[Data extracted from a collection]
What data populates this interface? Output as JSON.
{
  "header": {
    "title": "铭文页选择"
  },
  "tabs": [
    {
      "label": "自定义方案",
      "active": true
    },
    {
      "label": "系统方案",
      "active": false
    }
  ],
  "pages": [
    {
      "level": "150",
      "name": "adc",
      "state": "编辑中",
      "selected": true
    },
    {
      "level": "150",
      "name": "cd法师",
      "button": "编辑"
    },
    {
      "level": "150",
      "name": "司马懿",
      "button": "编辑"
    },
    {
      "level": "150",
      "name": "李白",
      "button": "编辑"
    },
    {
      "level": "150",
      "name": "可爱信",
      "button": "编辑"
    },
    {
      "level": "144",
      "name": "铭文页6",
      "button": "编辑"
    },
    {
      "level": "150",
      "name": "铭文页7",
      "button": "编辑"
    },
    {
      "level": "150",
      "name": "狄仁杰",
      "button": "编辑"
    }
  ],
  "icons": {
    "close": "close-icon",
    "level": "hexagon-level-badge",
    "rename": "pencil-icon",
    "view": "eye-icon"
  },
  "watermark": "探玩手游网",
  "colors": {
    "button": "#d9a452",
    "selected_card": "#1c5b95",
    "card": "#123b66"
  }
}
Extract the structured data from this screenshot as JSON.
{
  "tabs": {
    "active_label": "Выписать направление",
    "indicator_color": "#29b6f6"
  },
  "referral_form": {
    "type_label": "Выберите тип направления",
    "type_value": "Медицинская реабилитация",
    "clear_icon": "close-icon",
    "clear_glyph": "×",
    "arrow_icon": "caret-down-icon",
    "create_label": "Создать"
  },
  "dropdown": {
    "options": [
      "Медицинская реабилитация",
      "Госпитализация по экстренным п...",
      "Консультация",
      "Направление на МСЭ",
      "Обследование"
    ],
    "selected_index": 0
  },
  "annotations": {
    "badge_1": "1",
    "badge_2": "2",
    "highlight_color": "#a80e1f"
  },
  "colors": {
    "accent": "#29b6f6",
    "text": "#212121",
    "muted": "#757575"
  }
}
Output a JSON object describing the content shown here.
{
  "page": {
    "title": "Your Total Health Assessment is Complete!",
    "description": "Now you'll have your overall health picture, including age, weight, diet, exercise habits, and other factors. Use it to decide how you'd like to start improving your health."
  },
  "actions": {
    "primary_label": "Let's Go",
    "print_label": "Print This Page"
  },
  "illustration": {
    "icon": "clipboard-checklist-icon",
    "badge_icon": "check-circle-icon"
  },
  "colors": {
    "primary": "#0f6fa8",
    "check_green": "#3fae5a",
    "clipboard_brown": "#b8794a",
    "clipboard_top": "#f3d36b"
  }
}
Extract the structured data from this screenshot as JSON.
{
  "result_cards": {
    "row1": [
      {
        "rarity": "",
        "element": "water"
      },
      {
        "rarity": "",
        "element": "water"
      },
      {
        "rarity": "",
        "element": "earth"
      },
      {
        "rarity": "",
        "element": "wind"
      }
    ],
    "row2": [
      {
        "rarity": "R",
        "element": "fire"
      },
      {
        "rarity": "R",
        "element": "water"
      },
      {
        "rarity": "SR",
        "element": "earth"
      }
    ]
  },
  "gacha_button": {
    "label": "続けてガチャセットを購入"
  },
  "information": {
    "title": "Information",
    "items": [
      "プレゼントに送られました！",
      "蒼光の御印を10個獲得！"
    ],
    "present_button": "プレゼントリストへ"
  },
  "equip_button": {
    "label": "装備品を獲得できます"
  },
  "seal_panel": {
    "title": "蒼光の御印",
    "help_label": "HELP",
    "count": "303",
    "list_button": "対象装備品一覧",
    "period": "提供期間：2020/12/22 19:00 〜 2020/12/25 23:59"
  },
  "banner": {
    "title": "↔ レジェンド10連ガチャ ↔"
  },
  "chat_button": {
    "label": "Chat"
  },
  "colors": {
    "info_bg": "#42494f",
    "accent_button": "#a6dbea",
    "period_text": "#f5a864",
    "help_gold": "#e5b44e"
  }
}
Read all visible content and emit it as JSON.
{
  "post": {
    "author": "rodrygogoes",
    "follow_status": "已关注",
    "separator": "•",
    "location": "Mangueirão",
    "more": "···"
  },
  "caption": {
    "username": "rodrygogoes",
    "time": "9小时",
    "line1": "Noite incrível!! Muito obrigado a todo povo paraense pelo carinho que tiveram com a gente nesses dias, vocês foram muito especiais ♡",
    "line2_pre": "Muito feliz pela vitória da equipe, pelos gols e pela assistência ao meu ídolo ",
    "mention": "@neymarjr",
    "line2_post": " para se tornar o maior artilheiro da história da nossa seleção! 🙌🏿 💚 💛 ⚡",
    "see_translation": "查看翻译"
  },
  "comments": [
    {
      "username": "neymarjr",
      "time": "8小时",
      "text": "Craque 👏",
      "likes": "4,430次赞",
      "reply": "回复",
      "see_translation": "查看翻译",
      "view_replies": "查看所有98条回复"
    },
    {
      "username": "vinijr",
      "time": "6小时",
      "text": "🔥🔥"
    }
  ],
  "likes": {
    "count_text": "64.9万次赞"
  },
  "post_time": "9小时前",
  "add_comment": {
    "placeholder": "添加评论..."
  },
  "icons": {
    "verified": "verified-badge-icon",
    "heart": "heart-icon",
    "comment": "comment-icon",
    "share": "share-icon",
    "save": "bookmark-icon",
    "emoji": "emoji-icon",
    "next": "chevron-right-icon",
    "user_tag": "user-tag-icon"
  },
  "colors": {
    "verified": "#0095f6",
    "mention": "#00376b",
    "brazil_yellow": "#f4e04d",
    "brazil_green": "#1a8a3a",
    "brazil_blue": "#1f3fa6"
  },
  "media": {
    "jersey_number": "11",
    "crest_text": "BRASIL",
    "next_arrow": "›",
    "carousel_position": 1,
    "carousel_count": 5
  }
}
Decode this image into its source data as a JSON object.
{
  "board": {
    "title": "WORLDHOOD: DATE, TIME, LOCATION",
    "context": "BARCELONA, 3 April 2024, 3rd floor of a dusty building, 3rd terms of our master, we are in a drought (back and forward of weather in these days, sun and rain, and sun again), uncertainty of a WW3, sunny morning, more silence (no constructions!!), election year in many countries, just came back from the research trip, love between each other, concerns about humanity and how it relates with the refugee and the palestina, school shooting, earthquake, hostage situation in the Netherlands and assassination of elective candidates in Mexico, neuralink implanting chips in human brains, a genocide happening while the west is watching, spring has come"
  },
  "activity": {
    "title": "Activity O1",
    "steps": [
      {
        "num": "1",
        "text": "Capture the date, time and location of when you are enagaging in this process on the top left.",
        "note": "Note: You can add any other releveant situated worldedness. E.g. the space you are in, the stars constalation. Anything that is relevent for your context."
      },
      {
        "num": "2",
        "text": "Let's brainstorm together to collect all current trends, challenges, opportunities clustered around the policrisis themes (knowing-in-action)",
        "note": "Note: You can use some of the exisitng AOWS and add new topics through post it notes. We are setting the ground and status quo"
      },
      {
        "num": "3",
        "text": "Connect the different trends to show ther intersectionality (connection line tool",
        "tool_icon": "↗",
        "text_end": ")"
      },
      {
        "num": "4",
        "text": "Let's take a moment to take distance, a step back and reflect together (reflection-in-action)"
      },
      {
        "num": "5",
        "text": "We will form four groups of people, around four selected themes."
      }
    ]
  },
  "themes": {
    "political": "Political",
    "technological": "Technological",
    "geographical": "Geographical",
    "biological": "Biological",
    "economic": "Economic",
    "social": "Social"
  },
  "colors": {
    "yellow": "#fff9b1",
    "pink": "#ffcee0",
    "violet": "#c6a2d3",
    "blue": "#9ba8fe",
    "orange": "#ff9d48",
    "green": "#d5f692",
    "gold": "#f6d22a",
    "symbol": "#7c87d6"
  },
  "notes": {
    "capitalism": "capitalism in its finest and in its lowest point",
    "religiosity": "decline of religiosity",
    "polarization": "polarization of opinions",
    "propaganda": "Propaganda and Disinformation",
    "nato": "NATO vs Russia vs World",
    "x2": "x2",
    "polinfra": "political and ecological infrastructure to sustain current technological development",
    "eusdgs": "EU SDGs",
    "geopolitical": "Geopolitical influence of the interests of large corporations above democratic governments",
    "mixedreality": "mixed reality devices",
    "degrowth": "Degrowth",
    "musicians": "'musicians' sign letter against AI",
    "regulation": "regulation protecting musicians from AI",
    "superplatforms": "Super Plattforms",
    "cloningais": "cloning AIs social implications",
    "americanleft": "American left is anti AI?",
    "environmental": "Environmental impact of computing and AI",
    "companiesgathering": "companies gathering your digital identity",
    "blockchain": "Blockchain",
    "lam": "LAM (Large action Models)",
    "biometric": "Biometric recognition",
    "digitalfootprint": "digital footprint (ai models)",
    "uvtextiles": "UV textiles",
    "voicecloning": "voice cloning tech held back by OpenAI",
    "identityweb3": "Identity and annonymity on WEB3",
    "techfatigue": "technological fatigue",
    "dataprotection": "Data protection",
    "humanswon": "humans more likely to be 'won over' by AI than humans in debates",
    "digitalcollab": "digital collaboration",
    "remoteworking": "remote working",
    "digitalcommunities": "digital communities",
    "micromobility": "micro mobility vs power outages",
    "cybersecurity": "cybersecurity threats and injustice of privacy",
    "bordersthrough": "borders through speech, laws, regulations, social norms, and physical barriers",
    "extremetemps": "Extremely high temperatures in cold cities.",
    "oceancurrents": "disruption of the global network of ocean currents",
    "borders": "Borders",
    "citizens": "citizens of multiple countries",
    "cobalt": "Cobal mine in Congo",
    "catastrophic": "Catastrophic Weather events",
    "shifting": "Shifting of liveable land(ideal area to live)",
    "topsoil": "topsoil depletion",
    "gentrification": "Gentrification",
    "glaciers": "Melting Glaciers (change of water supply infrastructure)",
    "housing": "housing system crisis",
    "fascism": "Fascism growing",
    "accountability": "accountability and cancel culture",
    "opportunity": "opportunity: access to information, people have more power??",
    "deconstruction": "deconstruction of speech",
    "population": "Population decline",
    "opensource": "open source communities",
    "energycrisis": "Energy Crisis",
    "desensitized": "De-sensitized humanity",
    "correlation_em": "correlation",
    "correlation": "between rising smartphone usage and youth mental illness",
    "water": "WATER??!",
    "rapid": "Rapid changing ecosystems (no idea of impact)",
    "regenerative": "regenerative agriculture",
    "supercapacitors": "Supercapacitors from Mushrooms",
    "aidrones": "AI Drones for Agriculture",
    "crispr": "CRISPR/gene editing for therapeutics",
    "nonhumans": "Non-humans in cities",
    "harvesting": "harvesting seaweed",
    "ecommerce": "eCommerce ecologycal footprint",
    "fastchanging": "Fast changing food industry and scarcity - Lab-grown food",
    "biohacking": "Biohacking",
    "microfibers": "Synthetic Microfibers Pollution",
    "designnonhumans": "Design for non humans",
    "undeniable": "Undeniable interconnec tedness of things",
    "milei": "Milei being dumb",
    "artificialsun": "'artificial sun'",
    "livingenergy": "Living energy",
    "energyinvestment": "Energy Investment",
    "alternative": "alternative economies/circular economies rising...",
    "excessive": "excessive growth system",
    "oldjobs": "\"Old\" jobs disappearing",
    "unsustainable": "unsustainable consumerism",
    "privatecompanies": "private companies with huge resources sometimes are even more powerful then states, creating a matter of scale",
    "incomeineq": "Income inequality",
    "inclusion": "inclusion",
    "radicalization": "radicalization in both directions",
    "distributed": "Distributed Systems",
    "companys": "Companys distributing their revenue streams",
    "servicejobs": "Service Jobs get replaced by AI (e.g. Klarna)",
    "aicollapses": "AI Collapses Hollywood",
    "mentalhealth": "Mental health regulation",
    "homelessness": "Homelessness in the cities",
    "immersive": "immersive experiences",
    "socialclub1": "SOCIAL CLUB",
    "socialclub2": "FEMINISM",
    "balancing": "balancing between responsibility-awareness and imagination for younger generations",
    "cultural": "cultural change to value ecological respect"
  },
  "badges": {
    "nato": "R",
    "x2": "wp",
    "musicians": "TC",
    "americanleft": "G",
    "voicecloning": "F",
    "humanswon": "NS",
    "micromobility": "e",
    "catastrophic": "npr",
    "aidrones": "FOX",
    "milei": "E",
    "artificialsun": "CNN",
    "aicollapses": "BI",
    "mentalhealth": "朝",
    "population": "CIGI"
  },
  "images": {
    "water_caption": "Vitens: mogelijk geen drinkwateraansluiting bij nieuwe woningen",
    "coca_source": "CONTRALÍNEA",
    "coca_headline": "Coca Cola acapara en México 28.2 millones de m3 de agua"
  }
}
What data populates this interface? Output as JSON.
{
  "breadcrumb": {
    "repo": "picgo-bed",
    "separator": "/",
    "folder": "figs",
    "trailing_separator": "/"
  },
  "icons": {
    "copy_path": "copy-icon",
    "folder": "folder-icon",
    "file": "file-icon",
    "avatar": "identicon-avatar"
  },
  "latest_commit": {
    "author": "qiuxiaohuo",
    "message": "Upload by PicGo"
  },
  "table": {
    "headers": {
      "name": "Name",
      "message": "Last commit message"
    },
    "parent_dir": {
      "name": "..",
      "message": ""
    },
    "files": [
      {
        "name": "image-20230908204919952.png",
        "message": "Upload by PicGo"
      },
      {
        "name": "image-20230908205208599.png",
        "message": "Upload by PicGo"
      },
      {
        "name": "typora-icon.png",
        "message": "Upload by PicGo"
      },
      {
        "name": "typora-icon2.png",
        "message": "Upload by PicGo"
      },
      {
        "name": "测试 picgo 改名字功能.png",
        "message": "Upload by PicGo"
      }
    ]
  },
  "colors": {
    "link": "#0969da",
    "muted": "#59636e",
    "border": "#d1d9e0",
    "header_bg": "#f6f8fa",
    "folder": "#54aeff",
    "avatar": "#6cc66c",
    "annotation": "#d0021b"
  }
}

[What is required]
Give the count of lines holding the word "folder" and nothing more.

[Result]
3